> TASK PROMPT:
Within the listing below, filter for "Saturated" and copy every matching line.

··· RECORDS SHOWN

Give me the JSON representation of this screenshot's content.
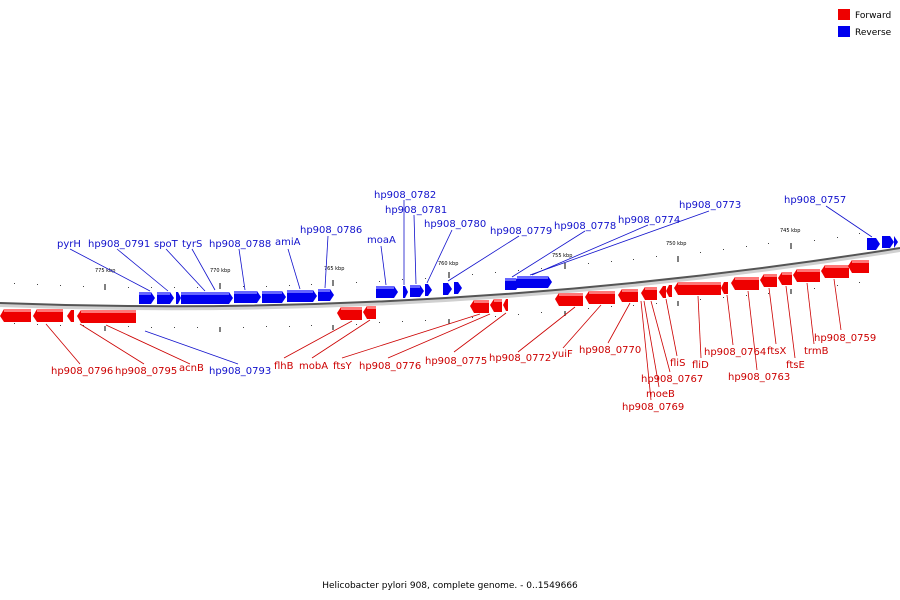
{
  "legend": {
    "forward_label": "Forward",
    "reverse_label": "Reverse",
    "forward_color": "#ee0000",
    "reverse_color": "#0000ee"
  },
  "caption": "Helicobacter pylori 908, complete genome. - 0..1549666",
  "ticks": [
    {
      "label": "775 kbp"
    },
    {
      "label": "770 kbp"
    },
    {
      "label": "765 kbp"
    },
    {
      "label": "760 kbp"
    },
    {
      "label": "755 kbp"
    },
    {
      "label": "750 kbp"
    },
    {
      "label": "745 kbp"
    }
  ],
  "forward_labels": [
    "hp908_0796",
    "hp908_0795",
    "acnB",
    "flhB",
    "mobA",
    "ftsY",
    "hp908_0776",
    "hp908_0775",
    "hp908_0772",
    "yuiF",
    "hp908_0770",
    "hp908_0767",
    "moeB",
    "hp908_0769",
    "fliS",
    "fliD",
    "hp908_0764",
    "hp908_0763",
    "ftsX",
    "ftsE",
    "trmB",
    "hp908_0759"
  ],
  "reverse_labels": [
    "pyrH",
    "hp908_0791",
    "spoT",
    "tyrS",
    "hp908_0788",
    "amiA",
    "hp908_0786",
    "moaA",
    "hp908_0782",
    "hp908_0781",
    "hp908_0780",
    "hp908_0779",
    "hp908_0778",
    "hp908_0774",
    "hp908_0773",
    "hp908_0757",
    "hp908_0793"
  ]
}
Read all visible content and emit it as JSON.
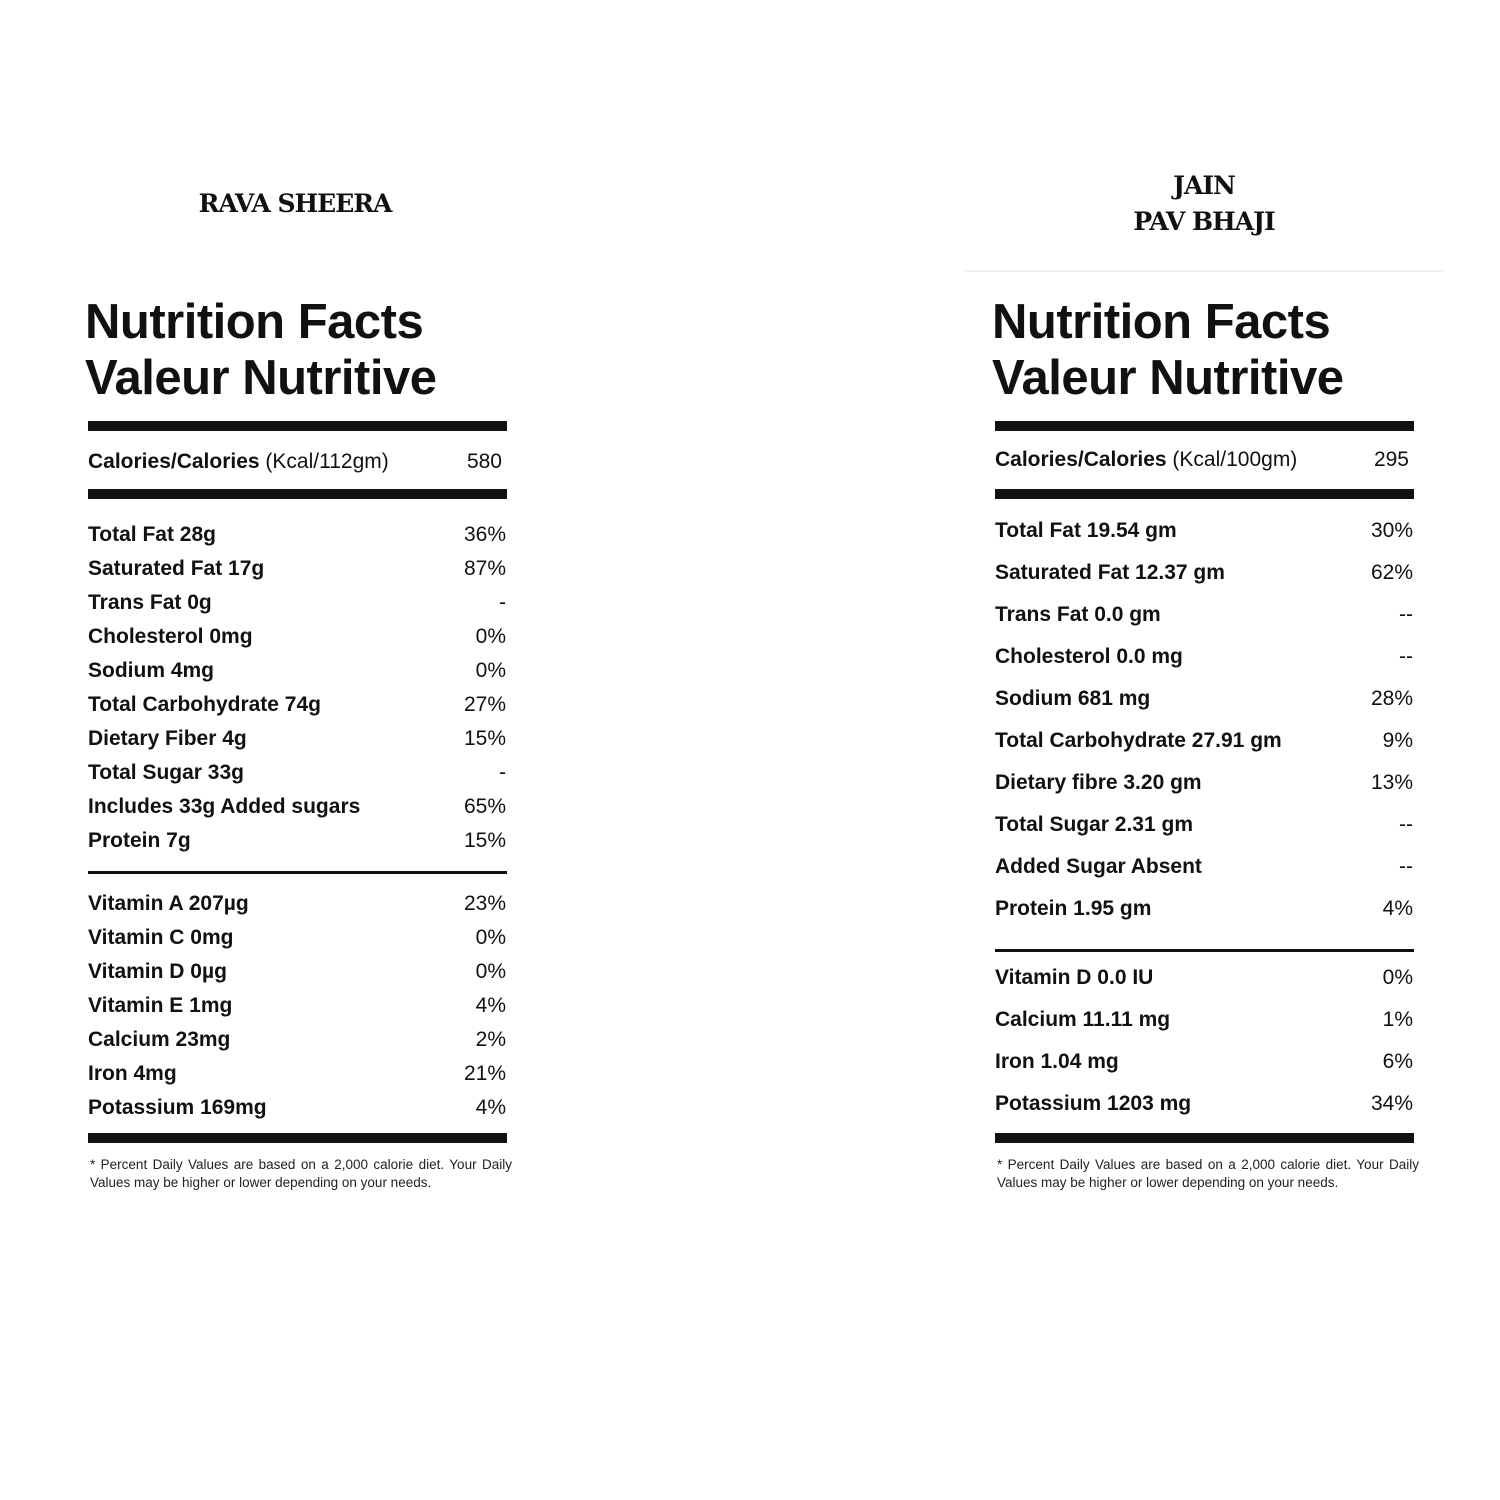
{
  "panels": [
    {
      "product": "RAVA SHEERA",
      "title_en": "Nutrition Facts",
      "title_fr": "Valeur Nutritive",
      "calories_label": "Calories/Calories",
      "calories_unit": "(Kcal/112gm)",
      "calories_value": "580",
      "nutrients": [
        {
          "label": "Total Fat 28g",
          "dv": "36%"
        },
        {
          "label": "Saturated Fat 17g",
          "dv": "87%"
        },
        {
          "label": "Trans Fat 0g",
          "dv": "-"
        },
        {
          "label": "Cholesterol 0mg",
          "dv": "0%"
        },
        {
          "label": "Sodium 4mg",
          "dv": "0%"
        },
        {
          "label": "Total Carbohydrate 74g",
          "dv": "27%"
        },
        {
          "label": "Dietary Fiber 4g",
          "dv": "15%"
        },
        {
          "label": "Total Sugar 33g",
          "dv": "-"
        },
        {
          "label": "Includes 33g Added sugars",
          "dv": "65%"
        },
        {
          "label": "Protein 7g",
          "dv": "15%"
        }
      ],
      "vitamins": [
        {
          "label": "Vitamin A 207µg",
          "dv": "23%"
        },
        {
          "label": "Vitamin C 0mg",
          "dv": "0%"
        },
        {
          "label": "Vitamin D 0µg",
          "dv": "0%"
        },
        {
          "label": "Vitamin E 1mg",
          "dv": "4%"
        },
        {
          "label": "Calcium 23mg",
          "dv": "2%"
        },
        {
          "label": "Iron 4mg",
          "dv": "21%"
        },
        {
          "label": "Potassium 169mg",
          "dv": "4%"
        }
      ],
      "footnote": "* Percent Daily Values are based on a 2,000 calorie diet. Your Daily Values may be higher or lower depending on your needs."
    },
    {
      "product": "JAIN\nPAV BHAJI",
      "title_en": "Nutrition Facts",
      "title_fr": "Valeur Nutritive",
      "calories_label": "Calories/Calories",
      "calories_unit": "(Kcal/100gm)",
      "calories_value": "295",
      "nutrients": [
        {
          "label": "Total Fat 19.54 gm",
          "dv": "30%"
        },
        {
          "label": "Saturated Fat 12.37 gm",
          "dv": "62%"
        },
        {
          "label": "Trans Fat 0.0 gm",
          "dv": "--"
        },
        {
          "label": "Cholesterol 0.0 mg",
          "dv": "--"
        },
        {
          "label": "Sodium 681 mg",
          "dv": "28%"
        },
        {
          "label": "Total Carbohydrate 27.91 gm",
          "dv": "9%"
        },
        {
          "label": "Dietary fibre 3.20 gm",
          "dv": "13%"
        },
        {
          "label": "Total Sugar 2.31 gm",
          "dv": "--"
        },
        {
          "label": "Added Sugar Absent",
          "dv": "--"
        },
        {
          "label": "Protein 1.95 gm",
          "dv": "4%"
        }
      ],
      "vitamins": [
        {
          "label": "Vitamin D 0.0 IU",
          "dv": "0%"
        },
        {
          "label": "Calcium 11.11 mg",
          "dv": "1%"
        },
        {
          "label": "Iron 1.04 mg",
          "dv": "6%"
        },
        {
          "label": "Potassium 1203 mg",
          "dv": "34%"
        }
      ],
      "footnote": "* Percent Daily Values are based on a 2,000 calorie diet. Your Daily Values may be higher or lower depending on your needs."
    }
  ]
}
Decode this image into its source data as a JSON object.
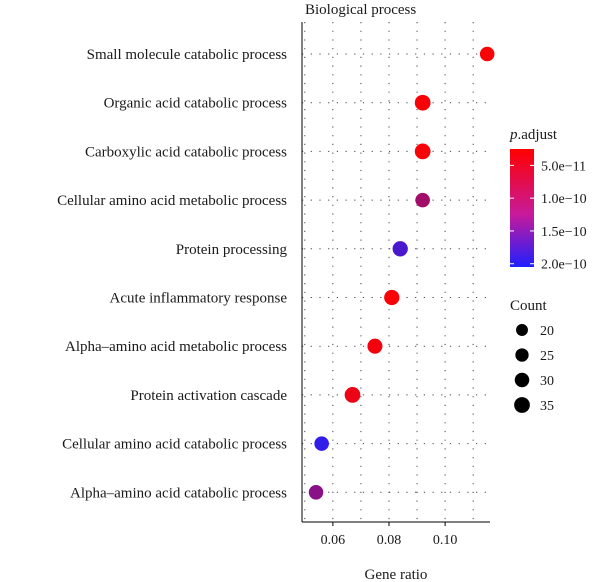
{
  "chart_data": {
    "type": "scatter",
    "facet_title": "Biological process",
    "xlabel": "Gene ratio",
    "ylabel": "",
    "xlim": [
      0.049,
      0.116
    ],
    "x_ticks": [
      0.06,
      0.08,
      0.1
    ],
    "x_tick_labels": [
      "0.06",
      "0.08",
      "0.10"
    ],
    "grid": true,
    "categories": [
      "Small molecule catabolic process",
      "Organic acid catabolic process",
      "Carboxylic acid catabolic process",
      "Cellular amino acid metabolic process",
      "Protein processing",
      "Acute inflammatory response",
      "Alpha–amino acid metabolic process",
      "Protein activation cascade",
      "Cellular amino acid catabolic process",
      "Alpha–amino acid catabolic process"
    ],
    "points": [
      {
        "term": "Small molecule catabolic process",
        "gene_ratio": 0.115,
        "count": 30,
        "p_adjust": 3e-11
      },
      {
        "term": "Organic acid catabolic process",
        "gene_ratio": 0.092,
        "count": 35,
        "p_adjust": 3e-11
      },
      {
        "term": "Carboxylic acid catabolic process",
        "gene_ratio": 0.092,
        "count": 35,
        "p_adjust": 3e-11
      },
      {
        "term": "Cellular amino acid metabolic process",
        "gene_ratio": 0.092,
        "count": 30,
        "p_adjust": 1e-10
      },
      {
        "term": "Protein processing",
        "gene_ratio": 0.084,
        "count": 33,
        "p_adjust": 1.7e-10
      },
      {
        "term": "Acute inflammatory response",
        "gene_ratio": 0.081,
        "count": 33,
        "p_adjust": 3e-11
      },
      {
        "term": "Alpha–amino acid metabolic process",
        "gene_ratio": 0.075,
        "count": 32,
        "p_adjust": 3.5e-11
      },
      {
        "term": "Protein activation cascade",
        "gene_ratio": 0.067,
        "count": 35,
        "p_adjust": 4e-11
      },
      {
        "term": "Cellular amino acid catabolic process",
        "gene_ratio": 0.056,
        "count": 30,
        "p_adjust": 1.9e-10
      },
      {
        "term": "Alpha–amino acid catabolic process",
        "gene_ratio": 0.054,
        "count": 30,
        "p_adjust": 1.2e-10
      }
    ],
    "color_legend": {
      "title_italic": "p",
      "title_rest": ".adjust",
      "min": 2.5e-11,
      "max": 2.05e-10,
      "low_color": "#ff0000",
      "high_color": "#1f1fff",
      "ticks": [
        5e-11,
        1e-10,
        1.5e-10,
        2e-10
      ],
      "tick_labels": [
        "5.0e−11",
        "1.0e−10",
        "1.5e−10",
        "2.0e−10"
      ]
    },
    "size_legend": {
      "title": "Count",
      "values": [
        20,
        25,
        30,
        35
      ],
      "labels": [
        "20",
        "25",
        "30",
        "35"
      ]
    }
  }
}
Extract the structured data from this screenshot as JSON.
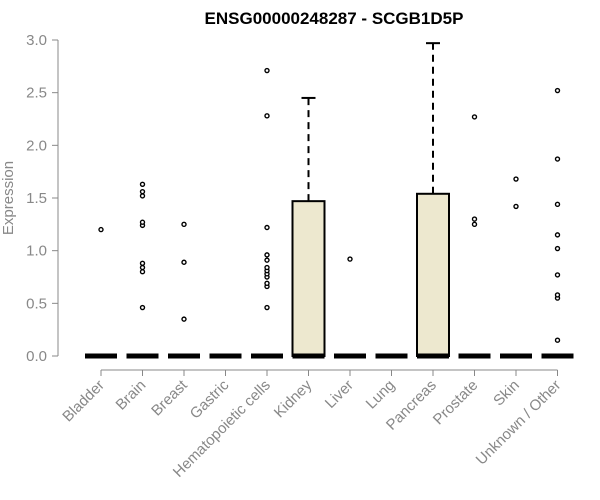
{
  "chart_data": {
    "type": "box",
    "title": "ENSG00000248287 - SCGB1D5P",
    "ylabel": "Expression",
    "xlabel": "",
    "ylim": [
      0,
      3.0
    ],
    "yticks": [
      "0.0",
      "0.5",
      "1.0",
      "1.5",
      "2.0",
      "2.5",
      "3.0"
    ],
    "grid": false,
    "colors": {
      "box_fill": "#ede8cf",
      "stroke": "#000000",
      "axis": "#888888",
      "text": "#888888"
    },
    "categories": [
      "Bladder",
      "Brain",
      "Breast",
      "Gastric",
      "Hematopoietic cells",
      "Kidney",
      "Liver",
      "Lung",
      "Pancreas",
      "Prostate",
      "Skin",
      "Unknown / Other"
    ],
    "boxes": [
      {
        "q1": 0,
        "median": 0,
        "q3": 0,
        "whisker_low": 0,
        "whisker_high": 0,
        "outliers": [
          1.2
        ]
      },
      {
        "q1": 0,
        "median": 0,
        "q3": 0,
        "whisker_low": 0,
        "whisker_high": 0,
        "outliers": [
          0.46,
          0.8,
          0.84,
          0.88,
          1.24,
          1.27,
          1.52,
          1.56,
          1.63
        ]
      },
      {
        "q1": 0,
        "median": 0,
        "q3": 0,
        "whisker_low": 0,
        "whisker_high": 0,
        "outliers": [
          0.35,
          0.89,
          1.25
        ]
      },
      {
        "q1": 0,
        "median": 0,
        "q3": 0,
        "whisker_low": 0,
        "whisker_high": 0,
        "outliers": []
      },
      {
        "q1": 0,
        "median": 0,
        "q3": 0,
        "whisker_low": 0,
        "whisker_high": 0,
        "outliers": [
          0.46,
          0.66,
          0.69,
          0.75,
          0.78,
          0.81,
          0.84,
          0.91,
          0.96,
          1.22,
          2.28,
          2.71
        ]
      },
      {
        "q1": 0,
        "median": 0,
        "q3": 1.47,
        "whisker_low": 0,
        "whisker_high": 2.45,
        "outliers": []
      },
      {
        "q1": 0,
        "median": 0,
        "q3": 0,
        "whisker_low": 0,
        "whisker_high": 0,
        "outliers": [
          0.92
        ]
      },
      {
        "q1": 0,
        "median": 0,
        "q3": 0,
        "whisker_low": 0,
        "whisker_high": 0,
        "outliers": []
      },
      {
        "q1": 0,
        "median": 0,
        "q3": 1.54,
        "whisker_low": 0,
        "whisker_high": 2.97,
        "outliers": []
      },
      {
        "q1": 0,
        "median": 0,
        "q3": 0,
        "whisker_low": 0,
        "whisker_high": 0,
        "outliers": [
          1.25,
          1.3,
          2.27
        ]
      },
      {
        "q1": 0,
        "median": 0,
        "q3": 0,
        "whisker_low": 0,
        "whisker_high": 0,
        "outliers": [
          1.42,
          1.68
        ]
      },
      {
        "q1": 0,
        "median": 0,
        "q3": 0,
        "whisker_low": 0,
        "whisker_high": 0,
        "outliers": [
          0.15,
          0.55,
          0.58,
          0.77,
          1.02,
          1.15,
          1.44,
          1.87,
          2.52
        ]
      }
    ]
  }
}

······

> ANSWER SPACE:
          "label": "Saturated Fat 17g",
          "label": "Saturated Fat 12.37 gm",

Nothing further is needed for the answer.